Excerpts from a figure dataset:
begin

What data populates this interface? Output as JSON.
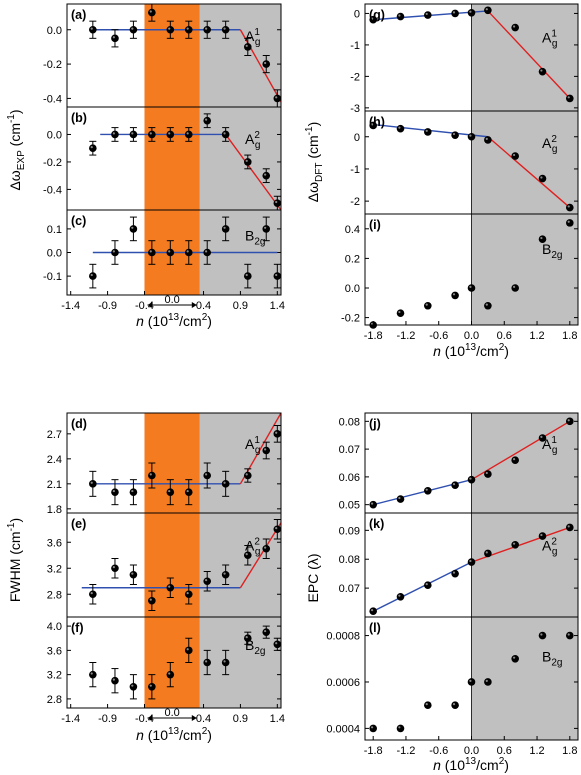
{
  "chart_data": [
    {
      "type": "scatter",
      "name": "(a)",
      "label": "(a)",
      "mode": "A1g",
      "ylim": [
        -0.45,
        0.15
      ],
      "yticks": [
        0.0,
        -0.2,
        -0.4
      ],
      "xlim": [
        -1.45,
        1.45
      ],
      "x": [
        -1.1,
        -0.8,
        -0.55,
        -0.3,
        -0.05,
        0.2,
        0.45,
        0.7,
        1.0,
        1.25,
        1.4
      ],
      "y": [
        0.0,
        -0.05,
        0.0,
        0.1,
        0.0,
        0.0,
        0.0,
        0.0,
        -0.1,
        -0.2,
        -0.4
      ],
      "err": [
        0.05,
        0.05,
        0.05,
        0.05,
        0.05,
        0.05,
        0.05,
        0.05,
        0.05,
        0.05,
        0.05
      ],
      "fit_lines": [
        {
          "color": "blue",
          "x": [
            -1.1,
            0.9
          ],
          "y": [
            0.0,
            0.0
          ]
        },
        {
          "color": "red",
          "x": [
            0.9,
            1.45
          ],
          "y": [
            0.0,
            -0.42
          ]
        }
      ]
    },
    {
      "type": "scatter",
      "name": "(b)",
      "label": "(b)",
      "mode": "A2g",
      "ylim": [
        -0.55,
        0.2
      ],
      "yticks": [
        0.0,
        -0.2,
        -0.4
      ],
      "xlim": [
        -1.45,
        1.45
      ],
      "x": [
        -1.1,
        -0.8,
        -0.55,
        -0.3,
        -0.05,
        0.2,
        0.45,
        0.7,
        1.0,
        1.25,
        1.4
      ],
      "y": [
        -0.1,
        0.0,
        0.0,
        0.0,
        0.0,
        0.0,
        0.1,
        0.0,
        -0.2,
        -0.3,
        -0.5
      ],
      "err": [
        0.05,
        0.05,
        0.05,
        0.05,
        0.05,
        0.05,
        0.05,
        0.05,
        0.05,
        0.05,
        0.05
      ],
      "fit_lines": [
        {
          "color": "blue",
          "x": [
            -1.0,
            0.7
          ],
          "y": [
            0.0,
            0.0
          ]
        },
        {
          "color": "red",
          "x": [
            0.7,
            1.45
          ],
          "y": [
            0.0,
            -0.55
          ]
        }
      ]
    },
    {
      "type": "scatter",
      "name": "(c)",
      "label": "(c)",
      "mode": "B2g",
      "ylim": [
        -0.18,
        0.18
      ],
      "yticks": [
        0.1,
        0.0,
        -0.1
      ],
      "xlim": [
        -1.45,
        1.45
      ],
      "x": [
        -1.1,
        -0.8,
        -0.55,
        -0.3,
        -0.05,
        0.2,
        0.45,
        0.7,
        1.0,
        1.25,
        1.4
      ],
      "y": [
        -0.1,
        0.0,
        0.1,
        0.0,
        0.0,
        0.0,
        0.0,
        0.1,
        -0.1,
        0.1,
        -0.1
      ],
      "err": [
        0.05,
        0.05,
        0.05,
        0.05,
        0.05,
        0.05,
        0.05,
        0.05,
        0.05,
        0.05,
        0.05
      ],
      "fit_lines": [
        {
          "color": "blue",
          "x": [
            -1.1,
            1.4
          ],
          "y": [
            0.0,
            0.0
          ]
        }
      ]
    },
    {
      "type": "scatter",
      "name": "(g)",
      "label": "(g)",
      "mode": "A1g",
      "ylim": [
        -3.1,
        0.3
      ],
      "yticks": [
        0,
        -1,
        -2,
        -3
      ],
      "xlim": [
        -1.95,
        1.95
      ],
      "x": [
        -1.8,
        -1.3,
        -0.8,
        -0.3,
        0.0,
        0.3,
        0.8,
        1.3,
        1.8
      ],
      "y": [
        -0.2,
        -0.1,
        -0.05,
        0.0,
        0.02,
        0.1,
        -0.45,
        -1.85,
        -2.7
      ],
      "fit_lines": [
        {
          "color": "blue",
          "x": [
            -1.8,
            0.3
          ],
          "y": [
            -0.2,
            0.08
          ]
        },
        {
          "color": "red",
          "x": [
            0.3,
            1.8
          ],
          "y": [
            0.08,
            -2.7
          ]
        }
      ]
    },
    {
      "type": "scatter",
      "name": "(h)",
      "label": "(h)",
      "mode": "A2g",
      "ylim": [
        -2.4,
        0.8
      ],
      "yticks": [
        0,
        -1,
        -2
      ],
      "xlim": [
        -1.95,
        1.95
      ],
      "x": [
        -1.8,
        -1.3,
        -0.8,
        -0.3,
        0.0,
        0.3,
        0.8,
        1.3,
        1.8
      ],
      "y": [
        0.35,
        0.25,
        0.15,
        0.05,
        0.0,
        -0.1,
        -0.6,
        -1.3,
        -2.2
      ],
      "fit_lines": [
        {
          "color": "blue",
          "x": [
            -1.8,
            0.3
          ],
          "y": [
            0.38,
            0.0
          ]
        },
        {
          "color": "red",
          "x": [
            0.3,
            1.8
          ],
          "y": [
            0.0,
            -2.2
          ]
        }
      ]
    },
    {
      "type": "scatter",
      "name": "(i)",
      "label": "(i)",
      "mode": "B2g",
      "ylim": [
        -0.25,
        0.5
      ],
      "yticks": [
        0.4,
        0.2,
        0.0,
        -0.2
      ],
      "xlim": [
        -1.95,
        1.95
      ],
      "x": [
        -1.8,
        -1.3,
        -0.8,
        -0.3,
        0.0,
        0.3,
        0.8,
        1.3,
        1.8
      ],
      "y": [
        -0.25,
        -0.17,
        -0.12,
        -0.05,
        0.0,
        -0.12,
        0.0,
        0.33,
        0.44
      ]
    },
    {
      "type": "scatter",
      "name": "(d)",
      "label": "(d)",
      "mode": "A1g",
      "ylim": [
        1.75,
        2.95
      ],
      "yticks": [
        2.7,
        2.4,
        2.1,
        1.8
      ],
      "xlim": [
        -1.45,
        1.45
      ],
      "x": [
        -1.1,
        -0.8,
        -0.55,
        -0.3,
        -0.05,
        0.2,
        0.45,
        0.7,
        1.0,
        1.25,
        1.4
      ],
      "y": [
        2.1,
        2.0,
        2.0,
        2.2,
        2.0,
        2.0,
        2.2,
        2.1,
        2.2,
        2.5,
        2.7
      ],
      "err": [
        0.15,
        0.15,
        0.15,
        0.15,
        0.15,
        0.15,
        0.15,
        0.15,
        0.08,
        0.1,
        0.1
      ],
      "fit_lines": [
        {
          "color": "blue",
          "x": [
            -1.1,
            0.9
          ],
          "y": [
            2.1,
            2.1
          ]
        },
        {
          "color": "red",
          "x": [
            0.9,
            1.45
          ],
          "y": [
            2.1,
            2.95
          ]
        }
      ]
    },
    {
      "type": "scatter",
      "name": "(e)",
      "label": "(e)",
      "mode": "A2g",
      "ylim": [
        2.45,
        4.05
      ],
      "yticks": [
        3.6,
        3.2,
        2.8
      ],
      "xlim": [
        -1.45,
        1.45
      ],
      "x": [
        -1.1,
        -0.8,
        -0.55,
        -0.3,
        -0.05,
        0.2,
        0.45,
        0.7,
        1.0,
        1.25,
        1.4
      ],
      "y": [
        2.8,
        3.2,
        3.1,
        2.7,
        2.9,
        2.8,
        3.0,
        3.1,
        3.4,
        3.5,
        3.8
      ],
      "err": [
        0.15,
        0.15,
        0.15,
        0.15,
        0.15,
        0.15,
        0.15,
        0.15,
        0.15,
        0.15,
        0.15
      ],
      "fit_lines": [
        {
          "color": "blue",
          "x": [
            -1.25,
            0.9
          ],
          "y": [
            2.9,
            2.9
          ]
        },
        {
          "color": "red",
          "x": [
            0.9,
            1.45
          ],
          "y": [
            2.9,
            3.9
          ]
        }
      ]
    },
    {
      "type": "scatter",
      "name": "(f)",
      "label": "(f)",
      "mode": "B2g",
      "ylim": [
        2.65,
        4.15
      ],
      "yticks": [
        4.0,
        3.6,
        3.2,
        2.8
      ],
      "xlim": [
        -1.45,
        1.45
      ],
      "x": [
        -1.1,
        -0.8,
        -0.55,
        -0.3,
        -0.05,
        0.2,
        0.45,
        0.7,
        1.0,
        1.25,
        1.4
      ],
      "y": [
        3.2,
        3.1,
        3.0,
        3.0,
        3.2,
        3.6,
        3.4,
        3.4,
        3.8,
        3.9,
        3.7
      ],
      "err": [
        0.2,
        0.2,
        0.2,
        0.2,
        0.2,
        0.2,
        0.2,
        0.2,
        0.1,
        0.1,
        0.1
      ],
      "fit_lines": []
    },
    {
      "type": "scatter",
      "name": "(j)",
      "label": "(j)",
      "mode": "A1g",
      "ylim": [
        0.047,
        0.083
      ],
      "yticks": [
        0.08,
        0.07,
        0.06,
        0.05
      ],
      "xlim": [
        -1.95,
        1.95
      ],
      "x": [
        -1.8,
        -1.3,
        -0.8,
        -0.3,
        0.0,
        0.3,
        0.8,
        1.3,
        1.8
      ],
      "y": [
        0.05,
        0.052,
        0.055,
        0.057,
        0.059,
        0.061,
        0.066,
        0.074,
        0.08
      ],
      "fit_lines": [
        {
          "color": "blue",
          "x": [
            -1.8,
            0.0
          ],
          "y": [
            0.05,
            0.059
          ]
        },
        {
          "color": "red",
          "x": [
            0.0,
            1.8
          ],
          "y": [
            0.059,
            0.08
          ]
        }
      ]
    },
    {
      "type": "scatter",
      "name": "(k)",
      "label": "(k)",
      "mode": "A2g",
      "ylim": [
        0.06,
        0.096
      ],
      "yticks": [
        0.09,
        0.08,
        0.07
      ],
      "xlim": [
        -1.95,
        1.95
      ],
      "x": [
        -1.8,
        -1.3,
        -0.8,
        -0.3,
        0.0,
        0.3,
        0.8,
        1.3,
        1.8
      ],
      "y": [
        0.062,
        0.067,
        0.071,
        0.075,
        0.079,
        0.082,
        0.085,
        0.088,
        0.091
      ],
      "fit_lines": [
        {
          "color": "blue",
          "x": [
            -1.8,
            0.0
          ],
          "y": [
            0.062,
            0.079
          ]
        },
        {
          "color": "red",
          "x": [
            0.0,
            1.8
          ],
          "y": [
            0.079,
            0.091
          ]
        }
      ]
    },
    {
      "type": "scatter",
      "name": "(l)",
      "label": "(l)",
      "mode": "B2g",
      "ylim": [
        0.00035,
        0.00088
      ],
      "yticks": [
        0.0008,
        0.0006,
        0.0004
      ],
      "xlim": [
        -1.95,
        1.95
      ],
      "x": [
        -1.8,
        -1.3,
        -0.8,
        -0.3,
        0.0,
        0.3,
        0.8,
        1.3,
        1.8
      ],
      "y": [
        0.0004,
        0.0004,
        0.0005,
        0.0005,
        0.0006,
        0.0006,
        0.0007,
        0.0008,
        0.0008
      ]
    }
  ],
  "texts": {
    "ylabel_exp": "Δω",
    "ylabel_exp_sub": "EXP",
    "ylabel_exp_unit": " (cm",
    "ylabel_exp_sup": "-1",
    "ylabel_exp_end": ")",
    "ylabel_dft": "Δω",
    "ylabel_dft_sub": "DFT",
    "ylabel_dft_unit": " (cm",
    "ylabel_dft_sup": "-1",
    "ylabel_dft_end": ")",
    "ylabel_fwhm": "FWHM (cm",
    "ylabel_fwhm_sup": "-1",
    "ylabel_fwhm_end": ")",
    "ylabel_epc": "EPC (λ)",
    "xlabel_n": "n",
    "xlabel_unit": " (10",
    "xlabel_sup13": "13",
    "xlabel_mid": "/cm",
    "xlabel_sup2": "2",
    "xlabel_end": ")",
    "window_label": "0.0",
    "xticks_exp": [
      "-1.4",
      "-0.9",
      "-0.4",
      "0.4",
      "0.9",
      "1.4"
    ],
    "xticks_dft": [
      "-1.8",
      "-1.2",
      "-0.6",
      "0.0",
      "0.6",
      "1.2",
      "1.8"
    ],
    "mode_A": "A",
    "mode_B": "B",
    "mode_sup1": "1",
    "mode_sup2": "2",
    "mode_g": "g",
    "mode_2g": "2g"
  },
  "colors": {
    "orange": "#f47b20",
    "gray": "#c0c0c0",
    "blue_line": "#3050b0",
    "red_line": "#e02020",
    "marker": "#000000"
  }
}
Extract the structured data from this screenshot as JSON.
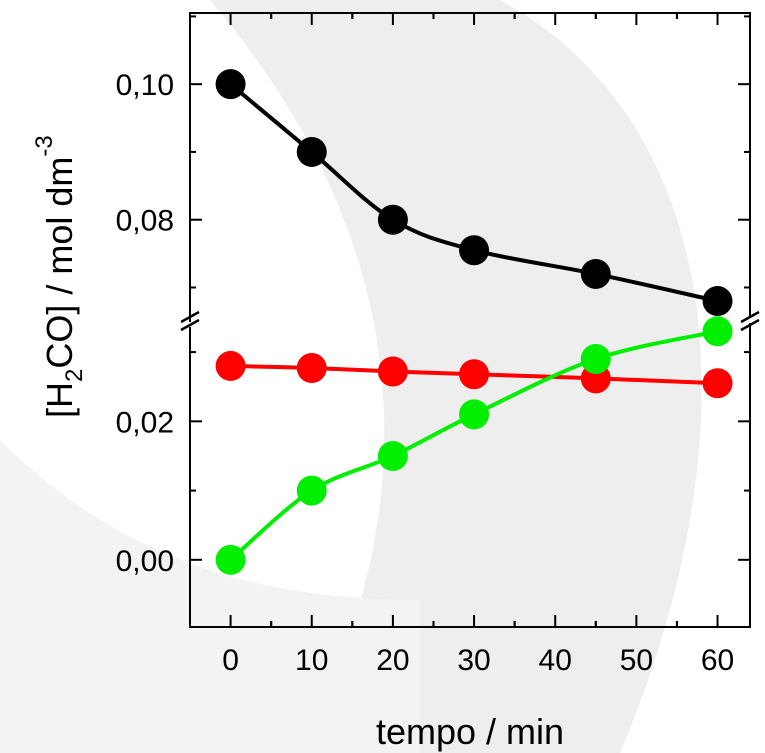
{
  "chart_data": {
    "type": "line",
    "xlabel": "tempo / min",
    "ylabel": {
      "before_sub": "[H",
      "sub": "2",
      "after_sub": "CO] / mol dm",
      "sup": "-3"
    },
    "x": [
      0,
      10,
      20,
      30,
      45,
      60
    ],
    "xlim": [
      -5,
      64
    ],
    "xticks": [
      "0",
      "10",
      "20",
      "30",
      "40",
      "50",
      "60"
    ],
    "y_axis_break": true,
    "upper_panel": {
      "ylim": [
        0.0655,
        0.1105
      ],
      "yticks": [
        {
          "value": 0.1,
          "label": "0,10"
        },
        {
          "value": 0.08,
          "label": "0,08"
        }
      ]
    },
    "lower_panel": {
      "ylim": [
        -0.0097,
        0.0342
      ],
      "yticks": [
        {
          "value": 0.02,
          "label": "0,02"
        },
        {
          "value": 0.0,
          "label": "0,00"
        }
      ]
    },
    "series": [
      {
        "panel": "upper",
        "color": "#000000",
        "values": [
          0.1,
          0.09,
          0.08,
          0.0755,
          0.072,
          0.068
        ]
      },
      {
        "panel": "lower",
        "color": "#ff0000",
        "values": [
          0.028,
          0.0277,
          0.0272,
          0.0268,
          0.0262,
          0.0255
        ]
      },
      {
        "panel": "lower",
        "color": "#00ee00",
        "values": [
          0.0,
          0.01,
          0.015,
          0.021,
          0.029,
          0.033
        ]
      }
    ],
    "markers": true,
    "grid": false
  }
}
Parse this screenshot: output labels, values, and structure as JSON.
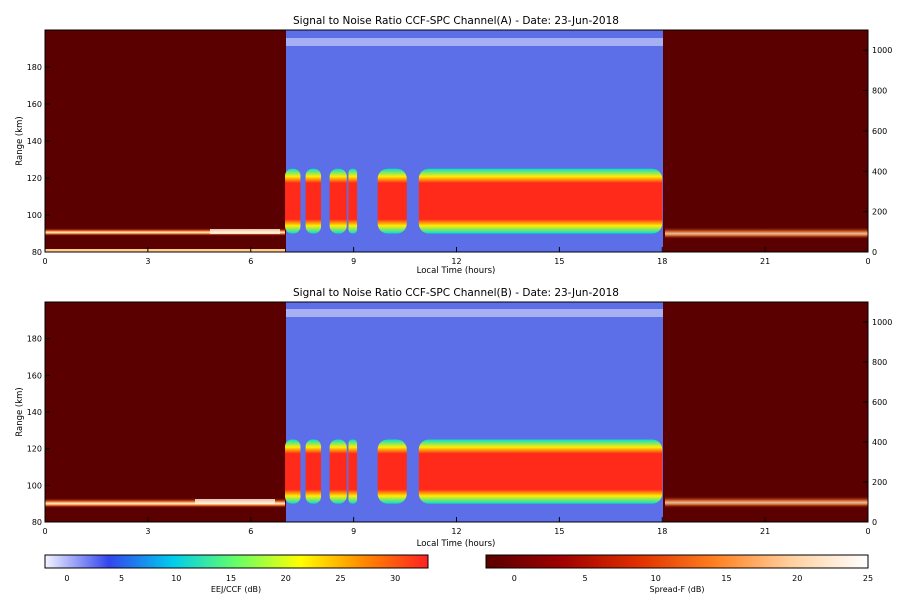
{
  "chart_data": [
    {
      "type": "heatmap",
      "title": "Signal to Noise Ratio CCF-SPC Channel(A) - Date: 23-Jun-2018",
      "xlabel": "Local Time (hours)",
      "ylabel": "Range (km)",
      "x_ticks": [
        "0",
        "3",
        "6",
        "9",
        "12",
        "15",
        "18",
        "21",
        "0"
      ],
      "y_ticks": [
        "80",
        "100",
        "120",
        "140",
        "160",
        "180"
      ],
      "y2_ticks": [
        "0",
        "200",
        "400",
        "600",
        "800",
        "1000"
      ],
      "xlim_hours": [
        0,
        24
      ],
      "ylim_km": [
        80,
        200
      ],
      "y2lim_km": [
        0,
        1100
      ],
      "ccf_window_hours": [
        7,
        18
      ],
      "layer_range_km": [
        90,
        125
      ],
      "blobs_hours": [
        [
          7.0,
          7.45
        ],
        [
          7.6,
          8.05
        ],
        [
          8.3,
          8.8
        ],
        [
          8.85,
          9.1
        ],
        [
          9.7,
          10.55
        ],
        [
          10.9,
          18.0
        ]
      ]
    },
    {
      "type": "heatmap",
      "title": "Signal to Noise Ratio CCF-SPC Channel(B) - Date: 23-Jun-2018",
      "xlabel": "Local Time (hours)",
      "ylabel": "Range (km)",
      "x_ticks": [
        "0",
        "3",
        "6",
        "9",
        "12",
        "15",
        "18",
        "21",
        "0"
      ],
      "y_ticks": [
        "80",
        "100",
        "120",
        "140",
        "160",
        "180"
      ],
      "y2_ticks": [
        "0",
        "200",
        "400",
        "600",
        "800",
        "1000"
      ],
      "xlim_hours": [
        0,
        24
      ],
      "ylim_km": [
        80,
        200
      ],
      "y2lim_km": [
        0,
        1100
      ],
      "ccf_window_hours": [
        7,
        18
      ],
      "layer_range_km": [
        90,
        125
      ],
      "blobs_hours": [
        [
          7.0,
          7.45
        ],
        [
          7.6,
          8.05
        ],
        [
          8.3,
          8.8
        ],
        [
          8.85,
          9.1
        ],
        [
          9.7,
          10.55
        ],
        [
          10.9,
          18.0
        ]
      ]
    }
  ],
  "colorbars": [
    {
      "label": "EEJ/CCF (dB)",
      "ticks": [
        "0",
        "5",
        "10",
        "15",
        "20",
        "25",
        "30"
      ],
      "range": [
        -2,
        33
      ],
      "colors": [
        "#f4f4ff",
        "#3344ee",
        "#00ccee",
        "#66ff66",
        "#ffff00",
        "#ff8800",
        "#ff2222"
      ]
    },
    {
      "label": "Spread-F (dB)",
      "ticks": [
        "0",
        "5",
        "10",
        "15",
        "20",
        "25"
      ],
      "range": [
        -2,
        25
      ],
      "colors": [
        "#5a0000",
        "#a00000",
        "#e03000",
        "#ff8020",
        "#ffd0a0",
        "#ffffff"
      ]
    }
  ]
}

end

■ Task goal:
List all lines holding the string "JSON".

■ Solution to this problem:
What data populates this interface? Output as JSON.
Extract the structured data from this screenshot as JSON.
Parse this screenshot: output labels, values, and structure as JSON.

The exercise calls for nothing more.